=== PROBLEM TO WORK ON ===
Extract every line below that contains the word "家风的特点".

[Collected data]
++++++++++

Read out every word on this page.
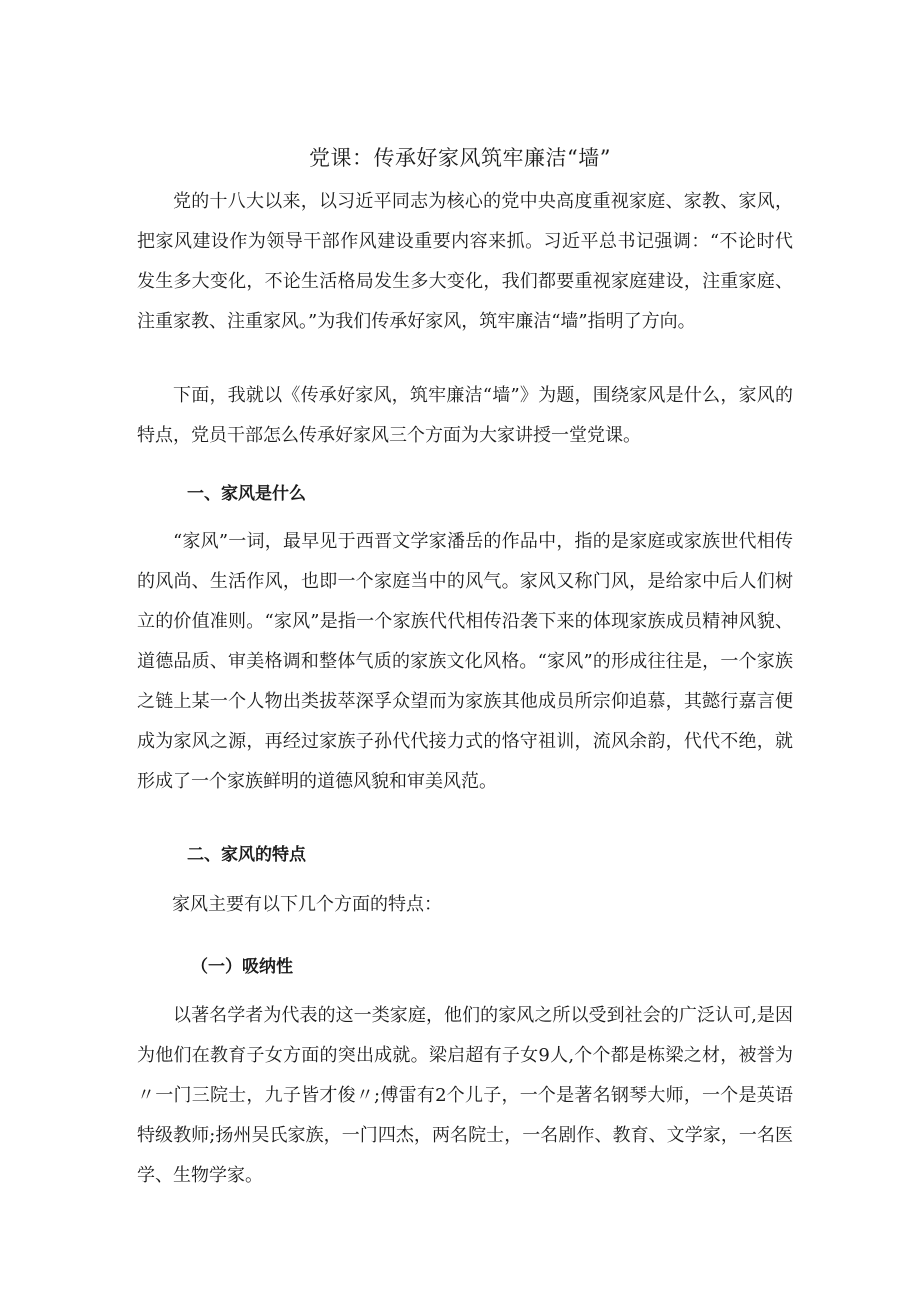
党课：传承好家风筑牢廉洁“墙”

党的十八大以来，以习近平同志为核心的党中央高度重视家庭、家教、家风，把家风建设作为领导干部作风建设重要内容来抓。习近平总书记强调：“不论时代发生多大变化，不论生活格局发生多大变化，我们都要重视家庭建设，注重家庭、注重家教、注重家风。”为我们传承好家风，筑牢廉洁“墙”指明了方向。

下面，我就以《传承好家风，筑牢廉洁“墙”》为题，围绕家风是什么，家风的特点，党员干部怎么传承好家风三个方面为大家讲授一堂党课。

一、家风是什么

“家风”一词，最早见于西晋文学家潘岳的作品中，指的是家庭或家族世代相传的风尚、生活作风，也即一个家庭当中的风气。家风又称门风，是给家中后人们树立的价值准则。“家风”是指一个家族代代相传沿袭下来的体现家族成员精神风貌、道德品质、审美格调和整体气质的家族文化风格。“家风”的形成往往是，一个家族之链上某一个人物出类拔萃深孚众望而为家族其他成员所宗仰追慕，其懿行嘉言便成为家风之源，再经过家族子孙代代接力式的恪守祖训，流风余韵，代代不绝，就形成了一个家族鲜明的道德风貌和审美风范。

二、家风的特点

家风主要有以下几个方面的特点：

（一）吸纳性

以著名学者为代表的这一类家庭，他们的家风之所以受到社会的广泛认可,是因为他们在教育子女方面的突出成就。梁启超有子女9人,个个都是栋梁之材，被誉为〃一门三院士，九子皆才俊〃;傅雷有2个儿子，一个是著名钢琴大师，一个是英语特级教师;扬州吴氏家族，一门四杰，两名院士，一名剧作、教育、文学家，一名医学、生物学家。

++++++++++

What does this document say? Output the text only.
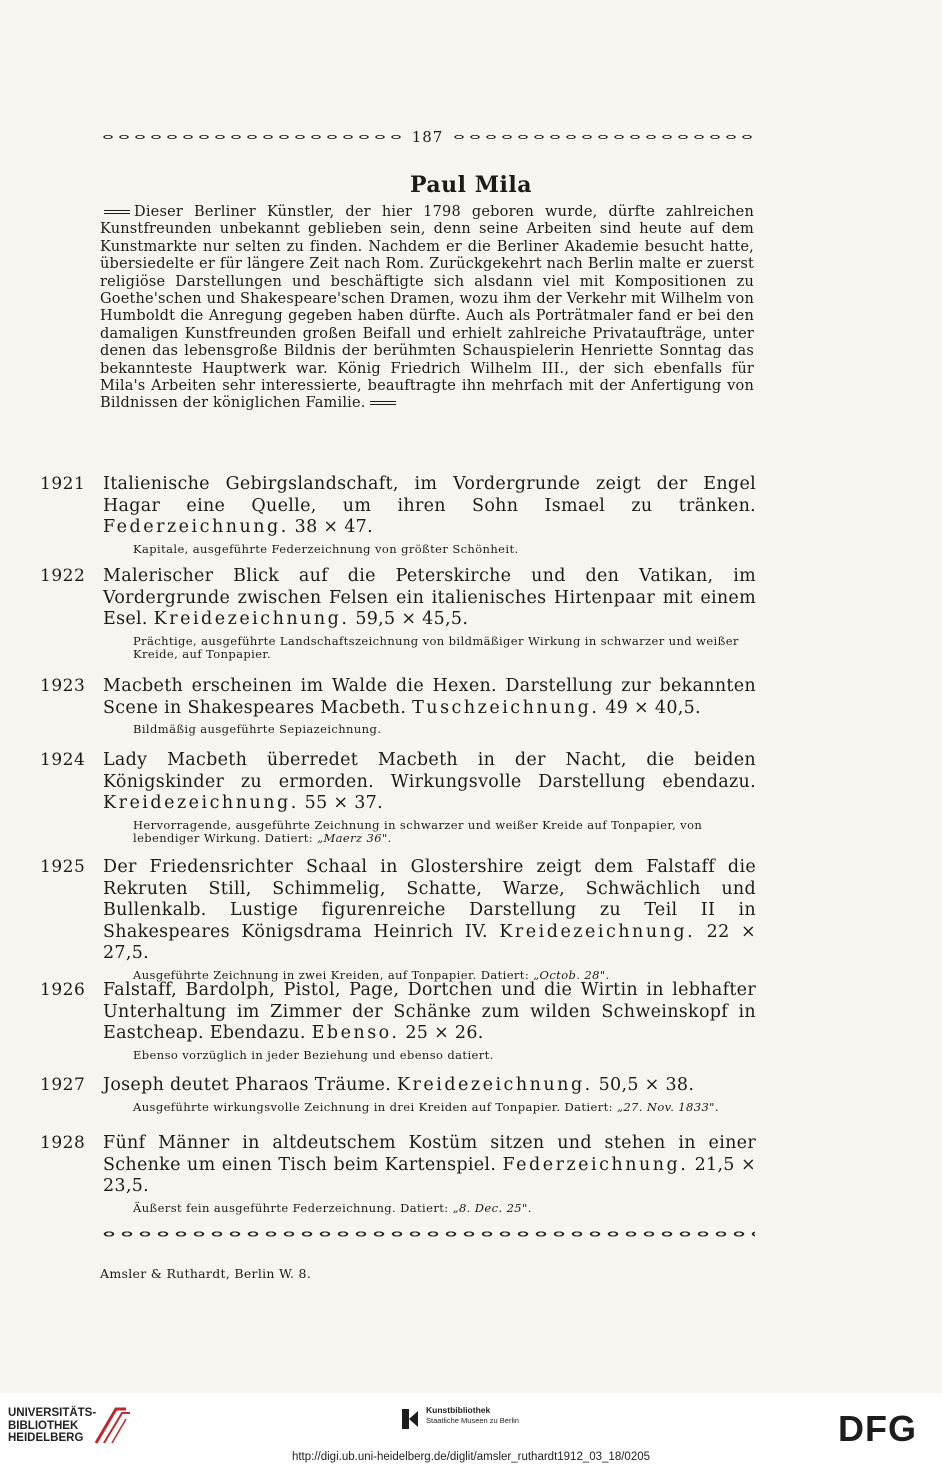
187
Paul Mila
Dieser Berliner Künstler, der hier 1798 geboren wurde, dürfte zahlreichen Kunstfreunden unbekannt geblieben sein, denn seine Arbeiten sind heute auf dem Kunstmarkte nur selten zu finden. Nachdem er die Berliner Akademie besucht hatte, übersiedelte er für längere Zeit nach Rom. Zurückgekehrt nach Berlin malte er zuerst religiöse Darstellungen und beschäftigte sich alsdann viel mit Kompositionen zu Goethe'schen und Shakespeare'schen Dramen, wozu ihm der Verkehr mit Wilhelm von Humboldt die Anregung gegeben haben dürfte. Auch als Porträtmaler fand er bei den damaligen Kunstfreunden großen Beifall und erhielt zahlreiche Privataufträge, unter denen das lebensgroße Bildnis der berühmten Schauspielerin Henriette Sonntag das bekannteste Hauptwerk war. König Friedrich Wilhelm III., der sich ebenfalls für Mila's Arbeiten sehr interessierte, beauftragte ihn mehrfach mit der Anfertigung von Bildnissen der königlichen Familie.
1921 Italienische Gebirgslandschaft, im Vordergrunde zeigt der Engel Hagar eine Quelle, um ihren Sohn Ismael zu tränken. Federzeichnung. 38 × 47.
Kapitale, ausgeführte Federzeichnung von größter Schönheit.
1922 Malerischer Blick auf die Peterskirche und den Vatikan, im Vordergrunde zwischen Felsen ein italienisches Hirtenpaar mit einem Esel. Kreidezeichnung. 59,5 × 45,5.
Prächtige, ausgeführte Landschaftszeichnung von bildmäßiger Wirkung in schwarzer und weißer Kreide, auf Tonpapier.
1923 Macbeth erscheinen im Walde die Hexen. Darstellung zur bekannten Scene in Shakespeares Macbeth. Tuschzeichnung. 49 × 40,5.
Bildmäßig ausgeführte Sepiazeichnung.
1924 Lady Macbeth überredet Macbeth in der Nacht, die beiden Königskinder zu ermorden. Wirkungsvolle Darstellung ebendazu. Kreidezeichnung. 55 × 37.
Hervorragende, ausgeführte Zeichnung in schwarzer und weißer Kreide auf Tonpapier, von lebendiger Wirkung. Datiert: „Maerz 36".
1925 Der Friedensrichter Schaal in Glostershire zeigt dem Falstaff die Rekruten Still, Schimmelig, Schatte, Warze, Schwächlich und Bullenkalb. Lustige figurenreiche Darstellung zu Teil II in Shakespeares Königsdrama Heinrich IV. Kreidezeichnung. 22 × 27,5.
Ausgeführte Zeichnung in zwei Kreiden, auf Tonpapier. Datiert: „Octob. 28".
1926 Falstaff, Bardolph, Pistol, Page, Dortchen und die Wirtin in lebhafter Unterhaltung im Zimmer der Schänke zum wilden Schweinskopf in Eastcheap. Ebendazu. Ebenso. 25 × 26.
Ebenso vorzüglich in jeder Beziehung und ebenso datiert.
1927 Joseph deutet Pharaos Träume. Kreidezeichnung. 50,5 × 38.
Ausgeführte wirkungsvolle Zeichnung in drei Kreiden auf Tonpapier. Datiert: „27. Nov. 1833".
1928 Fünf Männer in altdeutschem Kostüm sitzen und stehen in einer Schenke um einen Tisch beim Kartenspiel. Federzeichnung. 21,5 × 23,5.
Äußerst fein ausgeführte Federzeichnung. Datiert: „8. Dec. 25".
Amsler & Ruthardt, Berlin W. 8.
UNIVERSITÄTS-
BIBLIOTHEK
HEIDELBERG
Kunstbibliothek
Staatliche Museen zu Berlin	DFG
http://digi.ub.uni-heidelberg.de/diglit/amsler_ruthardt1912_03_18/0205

++++++++++

=== SOLUTION ===
下面，我就以《传承好家风，筑牢廉洁“墙”》为题，围绕家风是什么，家风的特点，党员干部怎么传承好家风三个方面为大家讲授一堂党课。
二、家风的特点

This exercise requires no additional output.